== Yang Perlu Dikerjakan ==
A - Terjemahkan ke dalam bahasa Inggris kalimat dari renungan tentang hidup berpengharapan ini: "Sementara sang bapak bernama Patrisius, seorang pejabat tinggi di pemerintahan yang membenci kekristenan."
B - Tulislah kelanjutan renungan tentang hidup berpengharapan mulai dari kalimat terakhirnya.

== Kutipan Halaman ==
Rabu, 09 Maret 2022

Hidup Berpengharapan

 

Rasul Paulus
Rasul Paulus

Bacaan Alkitab

II Korintus 4:8-9, “Dalam segala hal kami ditindas, namun tidak terjepit; kami habis akal, namun tidak putus asa 

 

A. Pengantar

Di kota Thagaste, Afrika Utara, tinggallah keluarga dengan tiga orang anak. Sang ibu bernama Monika. Ia adalah seorang Kristen yang taat. Sementara sang bapak bernama Patrisius, seorang pejabat tinggi di pemerintahan yang membenci kekristenan. Tak segan-segan ia mencemooh istrinya bila hendak mengajarkan iman Kristen kepada anak-anaknya. Di bawah pengaruh buruk sang bapak, anak sulungnya hidup dalam pesta-pora, foya-foya, dan pergaulan bebas. Walaupun sang ibu terus menasihatinya, anak itu tetap saja bandel.

== Data Hasil Ekstraksi ==
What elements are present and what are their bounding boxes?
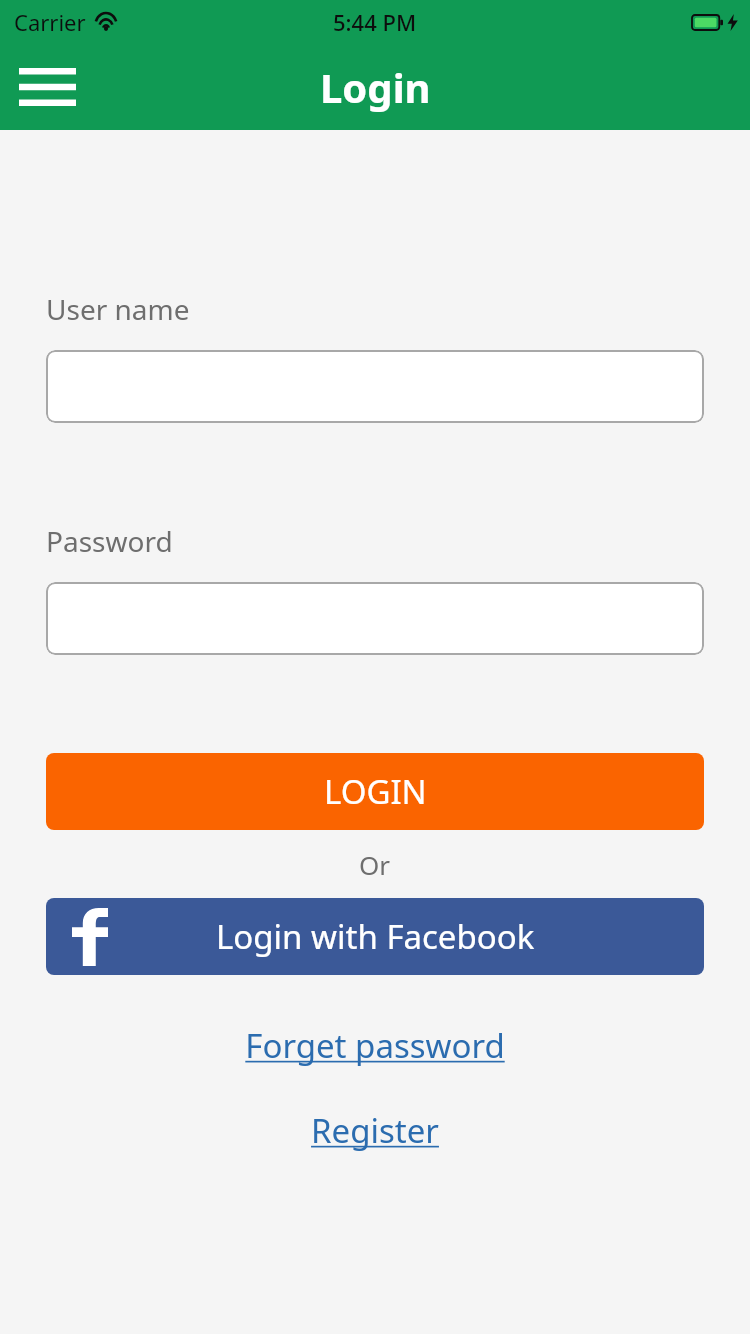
button[interactable]: User name xyxy=(46,350,704,423)
staticText: LOGIN xyxy=(324,769,427,814)
staticText: Login xyxy=(320,60,431,114)
button[interactable]: Forget password xyxy=(231,1017,519,1074)
staticText: 5:44 PM xyxy=(333,7,417,37)
button[interactable]: Password xyxy=(46,582,704,655)
staticText: Login with Facebook xyxy=(216,914,535,959)
staticText: Or xyxy=(359,847,391,882)
staticText: Forget password xyxy=(245,1023,505,1068)
staticText: Password xyxy=(46,522,173,560)
button[interactable]: Login with Facebook xyxy=(46,898,704,975)
button[interactable]: LOGIN xyxy=(46,753,704,830)
button[interactable]: Open navigation menu xyxy=(12,59,82,115)
staticText: Register xyxy=(311,1108,439,1153)
button[interactable]: Register xyxy=(297,1102,453,1159)
staticText: Carrier xyxy=(14,7,86,37)
staticText: User name xyxy=(46,290,190,328)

== Jawaban ==
A - Meanwhile, the father, named Patrisius, was a high-ranking government official who hated Christianity.

B -
Melihat perilaku anak sulungnya, Monika merasa sangat sedih. Segala cara sudah ia coba untuk menyadarkan anak sulungnya. Namun, Monika selalu gagal, tapi, ia tidak putus asa. Dengan sabar, ia terus berusaha membimbing anaknya. Ia juga tidak pernah putus berdoa bagi anak dan suaminya. “Kiranya Tuhan yang mahabaik dan mahakasih, melindungi dan membimbing suami dan putraku ke jalan yang benar dan dikehendaki-Nya,” demikian ia berdoa. Doa itu ia naikkan bertahun-tahun lamanya dengan tekun dan tabah.

Suatu hari Patrisius sakit keras. Sesaat sebelum meninggal dunia, ia bertobat dan meminta agar dibaptis. Sayangnya, hal tersebut tidak membuat anak tertuanya berubah. Ia tetap hidup dalam dunia kelam, tidak mau bertobat dan terus menyakiti hati ibunya. Hingga suatu saat sang anak memutuskan untuk meninggalkan ibunya dan pergi ke Italia. Hati Monika benar-benar hancur. Ia begitu sedih harus berpisah dari anaknya apalagi di usianya yang ke-29 tahun, anaknya belum berubah. Monika tidak kehilangan pengharapan. Ia terus mendoakan anaknya.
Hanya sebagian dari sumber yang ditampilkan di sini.